### Extracted data ###

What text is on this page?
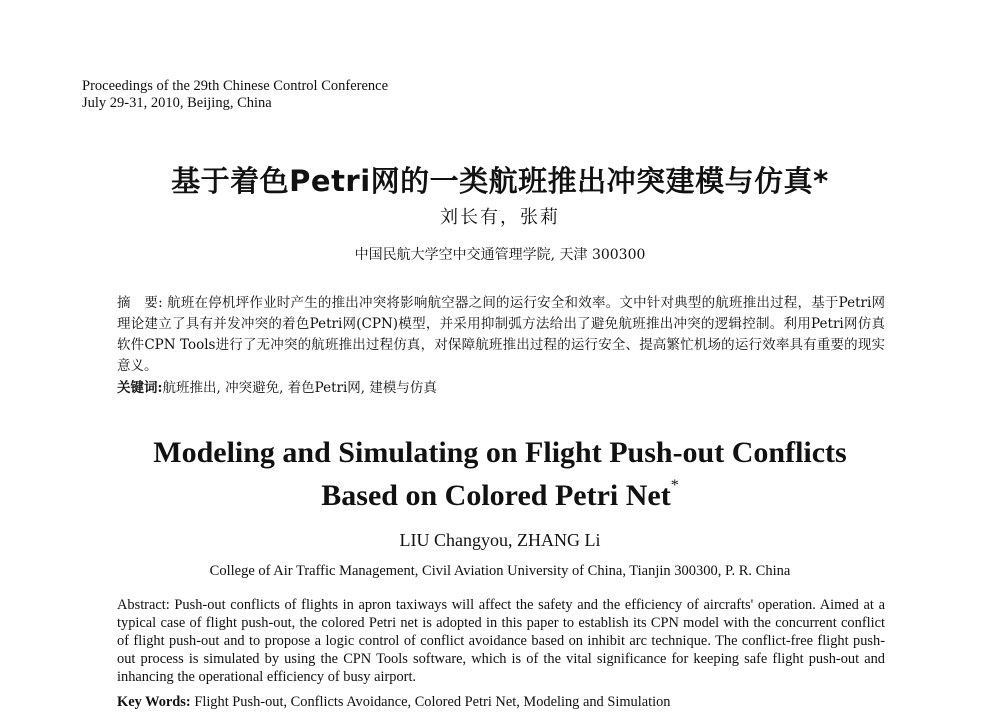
Proceedings of the 29th Chinese Control Conference
July 29-31, 2010, Beijing, China
基于着色Petri网的一类航班推出冲突建模与仿真*
刘长有，张莉
中国民航大学空中交通管理学院, 天津 300300
摘　要: 航班在停机坪作业时产生的推出冲突将影响航空器之间的运行安全和效率。文中针对典型的航班推出过程，基于Petri网理论建立了具有并发冲突的着色Petri网(CPN)模型，并采用抑制弧方法给出了避免航班推出冲突的逻辑控制。利用Petri网仿真软件CPN Tools进行了无冲突的航班推出过程仿真，对保障航班推出过程的运行安全、提高繁忙机场的运行效率具有重要的现实意义。
关键词:航班推出, 冲突避免, 着色Petri网, 建模与仿真
Modeling and Simulating on Flight Push-out Conflicts
Based on Colored Petri Net*
LIU Changyou, ZHANG Li
College of Air Traffic Management, Civil Aviation University of China, Tianjin 300300, P. R. China
Abstract: Push-out conflicts of flights in apron taxiways will affect the safety and the efficiency of aircrafts' operation. Aimed at a typical case of flight push-out, the colored Petri net is adopted in this paper to establish its CPN model with the concurrent conflict of flight push-out and to propose a logic control of conflict avoidance based on inhibit arc technique. The conflict-free flight push-out process is simulated by using the CPN Tools software, which is of the vital significance for keeping safe flight push-out and inhancing the operational efficiency of busy airport.
Key Words: Flight Push-out, Conflicts Avoidance, Colored Petri Net, Modeling and Simulation
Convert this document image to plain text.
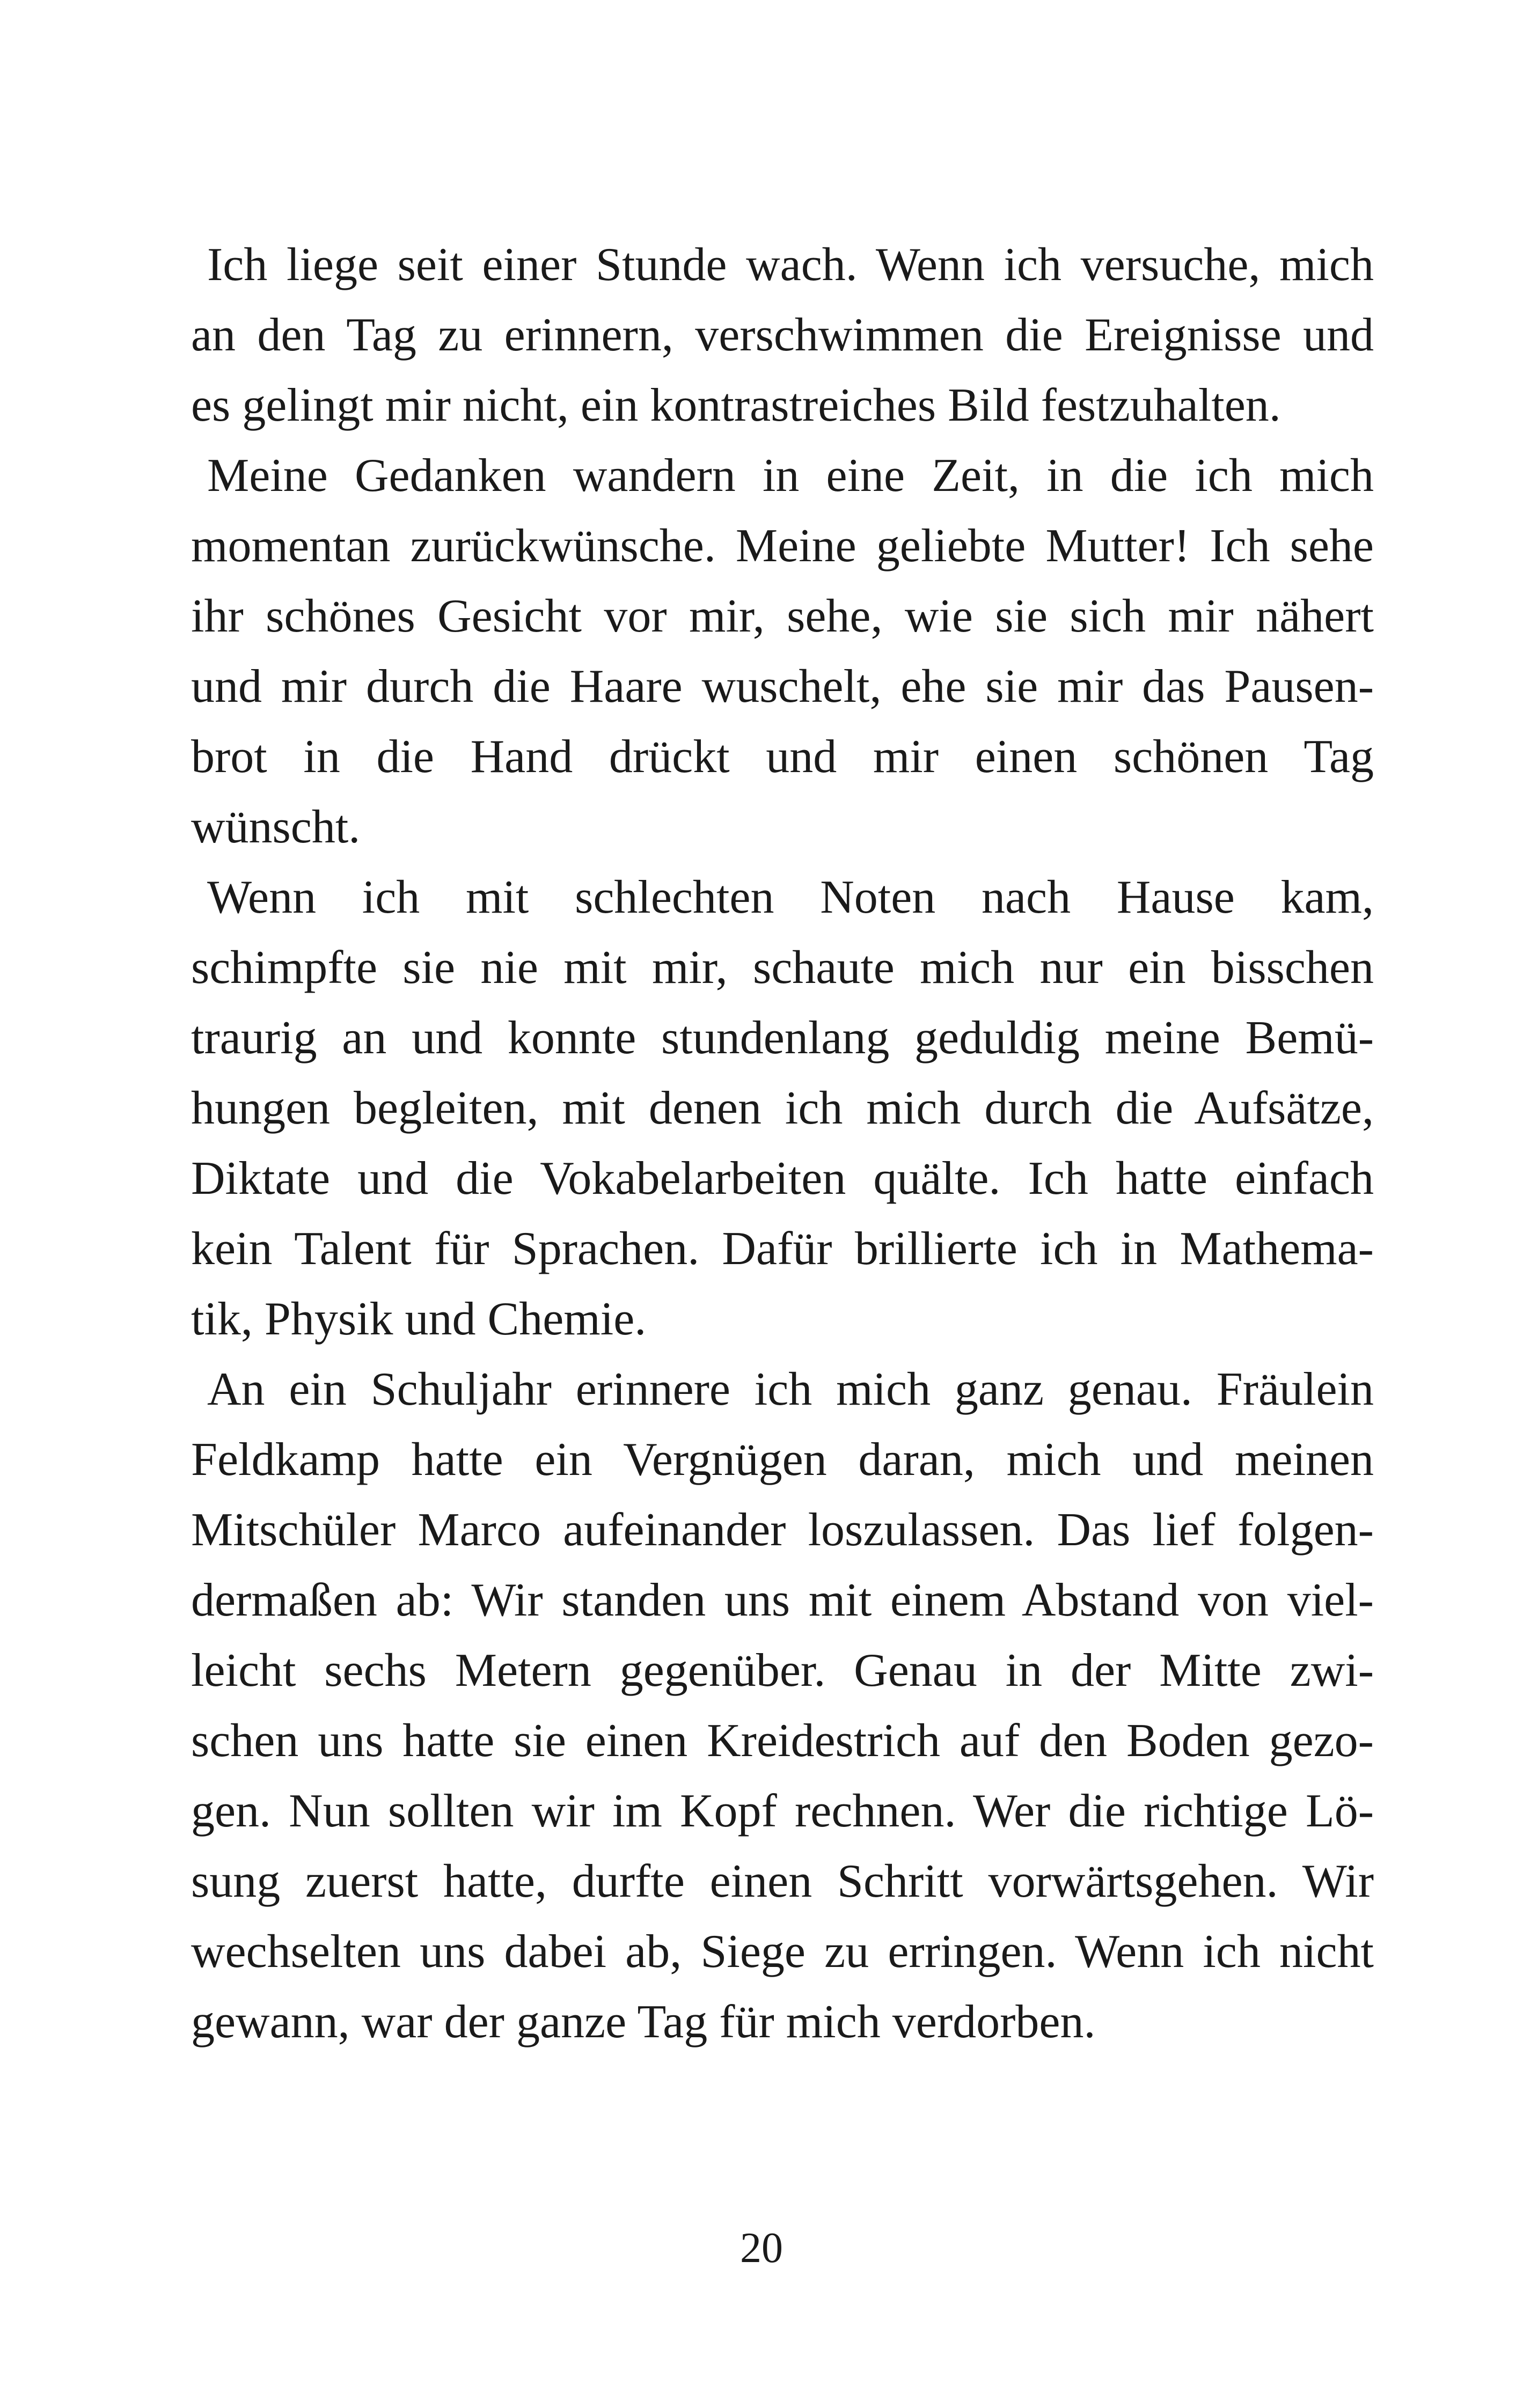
Ich liege seit einer Stunde wach. Wenn ich versuche, mich
an den Tag zu erinnern, verschwimmen die Ereignisse und
es gelingt mir nicht, ein kontrastreiches Bild festzuhalten.
Meine Gedanken wandern in eine Zeit, in die ich mich
momentan zurückwünsche. Meine geliebte Mutter! Ich sehe
ihr schönes Gesicht vor mir, sehe, wie sie sich mir nähert
und mir durch die Haare wuschelt, ehe sie mir das Pausen-
brot in die Hand drückt und mir einen schönen Tag
wünscht.
Wenn ich mit schlechten Noten nach Hause kam,
schimpfte sie nie mit mir, schaute mich nur ein bisschen
traurig an und konnte stundenlang geduldig meine Bemü-
hungen begleiten, mit denen ich mich durch die Aufsätze,
Diktate und die Vokabelarbeiten quälte. Ich hatte einfach
kein Talent für Sprachen. Dafür brillierte ich in Mathema-
tik, Physik und Chemie.
An ein Schuljahr erinnere ich mich ganz genau. Fräulein
Feldkamp hatte ein Vergnügen daran, mich und meinen
Mitschüler Marco aufeinander loszulassen. Das lief folgen-
dermaßen ab: Wir standen uns mit einem Abstand von viel-
leicht sechs Metern gegenüber. Genau in der Mitte zwi-
schen uns hatte sie einen Kreidestrich auf den Boden gezo-
gen. Nun sollten wir im Kopf rechnen. Wer die richtige Lö-
sung zuerst hatte, durfte einen Schritt vorwärtsgehen. Wir
wechselten uns dabei ab, Siege zu erringen. Wenn ich nicht
gewann, war der ganze Tag für mich verdorben.
20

###

**Work to complete:** Which lines contain "Push"? Copy each of them.

**Result of the task:**
Modeling and Simulating on Flight Push-out Conflicts
Abstract: Push-out conflicts of flights in apron taxiways will affect the safety and the efficiency of aircrafts' operation. Aimed at a typical case of flight push-out, the colored Petri net is adopted in this paper to establish its CPN model with the concurrent conflict of flight push-out and to propose a logic control of conflict avoidance based on inhibit arc technique. The conflict-free flight push-out process is simulated by using the CPN Tools software, which is of the vital significance for keeping safe flight push-out and inhancing the operational efficiency of busy airport.
Key Words: Flight Push-out, Conflicts Avoidance, Colored Petri Net, Modeling and Simulation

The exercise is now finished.